[Start Data listing]
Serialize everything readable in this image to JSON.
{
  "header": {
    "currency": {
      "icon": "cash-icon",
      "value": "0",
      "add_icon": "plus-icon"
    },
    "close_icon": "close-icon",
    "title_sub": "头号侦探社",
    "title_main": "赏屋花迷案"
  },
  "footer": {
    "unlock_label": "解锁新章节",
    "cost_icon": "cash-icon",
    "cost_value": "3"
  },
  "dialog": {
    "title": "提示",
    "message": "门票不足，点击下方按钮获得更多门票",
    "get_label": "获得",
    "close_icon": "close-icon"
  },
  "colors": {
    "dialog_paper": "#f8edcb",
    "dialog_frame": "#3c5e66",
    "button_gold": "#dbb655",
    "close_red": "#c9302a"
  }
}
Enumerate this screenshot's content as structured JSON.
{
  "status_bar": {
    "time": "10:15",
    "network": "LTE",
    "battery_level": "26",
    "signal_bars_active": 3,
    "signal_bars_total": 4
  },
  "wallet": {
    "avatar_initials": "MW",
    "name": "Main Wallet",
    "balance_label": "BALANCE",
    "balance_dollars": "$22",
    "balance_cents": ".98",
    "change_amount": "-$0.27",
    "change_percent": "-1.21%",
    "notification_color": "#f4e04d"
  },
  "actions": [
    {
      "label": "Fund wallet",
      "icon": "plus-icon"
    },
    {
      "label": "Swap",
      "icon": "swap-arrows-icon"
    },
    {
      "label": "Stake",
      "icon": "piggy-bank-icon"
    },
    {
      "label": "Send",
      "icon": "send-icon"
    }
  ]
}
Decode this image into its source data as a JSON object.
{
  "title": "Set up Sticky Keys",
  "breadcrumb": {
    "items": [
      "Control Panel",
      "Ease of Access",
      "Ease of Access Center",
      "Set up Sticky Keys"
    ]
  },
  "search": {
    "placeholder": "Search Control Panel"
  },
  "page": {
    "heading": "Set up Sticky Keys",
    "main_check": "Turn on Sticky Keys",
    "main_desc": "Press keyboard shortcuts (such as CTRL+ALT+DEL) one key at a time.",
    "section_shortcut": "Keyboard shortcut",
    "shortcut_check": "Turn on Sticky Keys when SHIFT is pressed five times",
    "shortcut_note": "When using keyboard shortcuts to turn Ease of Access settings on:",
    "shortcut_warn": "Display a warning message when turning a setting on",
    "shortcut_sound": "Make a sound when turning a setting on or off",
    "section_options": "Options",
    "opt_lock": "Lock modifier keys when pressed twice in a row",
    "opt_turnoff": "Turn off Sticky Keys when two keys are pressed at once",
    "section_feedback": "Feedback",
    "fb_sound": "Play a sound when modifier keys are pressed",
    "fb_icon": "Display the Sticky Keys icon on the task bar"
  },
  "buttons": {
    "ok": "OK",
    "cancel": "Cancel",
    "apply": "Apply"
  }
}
[End Data listing]
Every record above should be copied exactly.

--- Answer ---
Serialize everything readable in this image to JSON.
{
  "header": {
    "currency": {
      "icon": "cash-icon",
      "value": "0",
      "add_icon": "plus-icon"
    },
    "close_icon": "close-icon",
    "title_sub": "头号侦探社",
    "title_main": "赏屋花迷案"
  },
  "footer": {
    "unlock_label": "解锁新章节",
    "cost_icon": "cash-icon",
    "cost_value": "3"
  },
  "dialog": {
    "title": "提示",
    "message": "门票不足，点击下方按钮获得更多门票",
    "get_label": "获得",
    "close_icon": "close-icon"
  },
  "colors": {
    "dialog_paper": "#f8edcb",
    "dialog_frame": "#3c5e66",
    "button_gold": "#dbb655",
    "close_red": "#c9302a"
  }
}
Enumerate this screenshot's content as structured JSON.
{
  "status_bar": {
    "time": "10:15",
    "network": "LTE",
    "battery_level": "26",
    "signal_bars_active": 3,
    "signal_bars_total": 4
  },
  "wallet": {
    "avatar_initials": "MW",
    "name": "Main Wallet",
    "balance_label": "BALANCE",
    "balance_dollars": "$22",
    "balance_cents": ".98",
    "change_amount": "-$0.27",
    "change_percent": "-1.21%",
    "notification_color": "#f4e04d"
  },
  "actions": [
    {
      "label": "Fund wallet",
      "icon": "plus-icon"
    },
    {
      "label": "Swap",
      "icon": "swap-arrows-icon"
    },
    {
      "label": "Stake",
      "icon": "piggy-bank-icon"
    },
    {
      "label": "Send",
      "icon": "send-icon"
    }
  ]
}
Decode this image into its source data as a JSON object.
{
  "title": "Set up Sticky Keys",
  "breadcrumb": {
    "items": [
      "Control Panel",
      "Ease of Access",
      "Ease of Access Center",
      "Set up Sticky Keys"
    ]
  },
  "search": {
    "placeholder": "Search Control Panel"
  },
  "page": {
    "heading": "Set up Sticky Keys",
    "main_check": "Turn on Sticky Keys",
    "main_desc": "Press keyboard shortcuts (such as CTRL+ALT+DEL) one key at a time.",
    "section_shortcut": "Keyboard shortcut",
    "shortcut_check": "Turn on Sticky Keys when SHIFT is pressed five times",
    "shortcut_note": "When using keyboard shortcuts to turn Ease of Access settings on:",
    "shortcut_warn": "Display a warning message when turning a setting on",
    "shortcut_sound": "Make a sound when turning a setting on or off",
    "section_options": "Options",
    "opt_lock": "Lock modifier keys when pressed twice in a row",
    "opt_turnoff": "Turn off Sticky Keys when two keys are pressed at once",
    "section_feedback": "Feedback",
    "fb_sound": "Play a sound when modifier keys are pressed",
    "fb_icon": "Display the Sticky Keys icon on the task bar"
  },
  "buttons": {
    "ok": "OK",
    "cancel": "Cancel",
    "apply": "Apply"
  }
}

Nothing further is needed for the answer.